Figure record listings:
☆ ☆ ☆ ☆ ☆ ☆ ☆

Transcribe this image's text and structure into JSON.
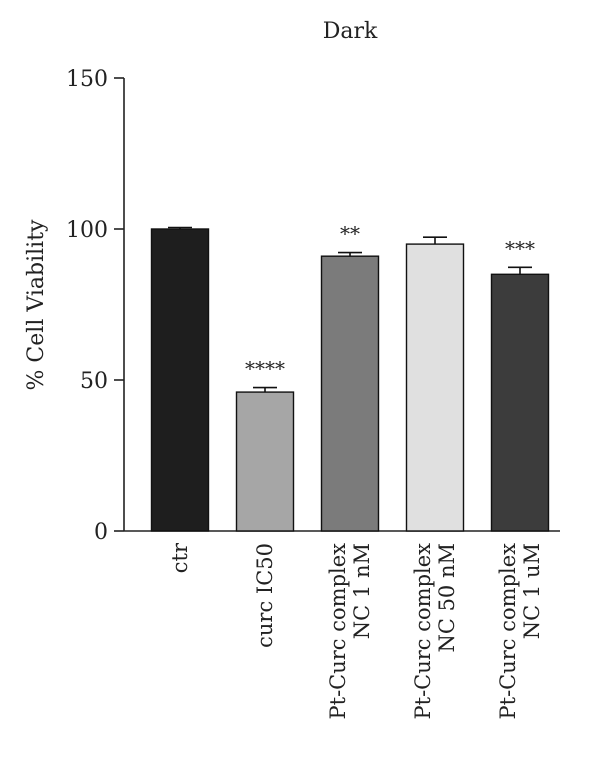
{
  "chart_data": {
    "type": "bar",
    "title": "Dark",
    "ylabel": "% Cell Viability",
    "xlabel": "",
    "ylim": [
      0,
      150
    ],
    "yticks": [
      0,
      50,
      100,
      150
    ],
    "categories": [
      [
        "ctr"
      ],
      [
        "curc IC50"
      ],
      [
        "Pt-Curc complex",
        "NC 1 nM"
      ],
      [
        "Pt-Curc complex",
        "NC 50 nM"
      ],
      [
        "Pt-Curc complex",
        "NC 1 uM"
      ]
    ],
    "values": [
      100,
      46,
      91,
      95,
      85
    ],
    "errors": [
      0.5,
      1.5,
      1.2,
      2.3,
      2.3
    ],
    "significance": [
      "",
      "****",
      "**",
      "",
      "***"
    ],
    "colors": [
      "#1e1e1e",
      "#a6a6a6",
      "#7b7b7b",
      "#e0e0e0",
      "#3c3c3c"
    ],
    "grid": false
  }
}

☆ ☆ ☆ ☆ ☆ ☆ ☆

--- Goal ---
Output an exact copy of the material, with the pictures removed.

--- Result of the exercise ---
Transcribe this image's text and structure into JSON.
{
  "chart_data": {
    "type": "bar",
    "title": "Dark",
    "ylabel": "% Cell Viability",
    "xlabel": "",
    "ylim": [
      0,
      150
    ],
    "yticks": [
      0,
      50,
      100,
      150
    ],
    "categories": [
      [
        "ctr"
      ],
      [
        "curc IC50"
      ],
      [
        "Pt-Curc complex",
        "NC 1 nM"
      ],
      [
        "Pt-Curc complex",
        "NC 50 nM"
      ],
      [
        "Pt-Curc complex",
        "NC 1 uM"
      ]
    ],
    "values": [
      100,
      46,
      91,
      95,
      85
    ],
    "errors": [
      0.5,
      1.5,
      1.2,
      2.3,
      2.3
    ],
    "significance": [
      "",
      "****",
      "**",
      "",
      "***"
    ],
    "colors": [
      "#1e1e1e",
      "#a6a6a6",
      "#7b7b7b",
      "#e0e0e0",
      "#3c3c3c"
    ],
    "grid": false
  }
}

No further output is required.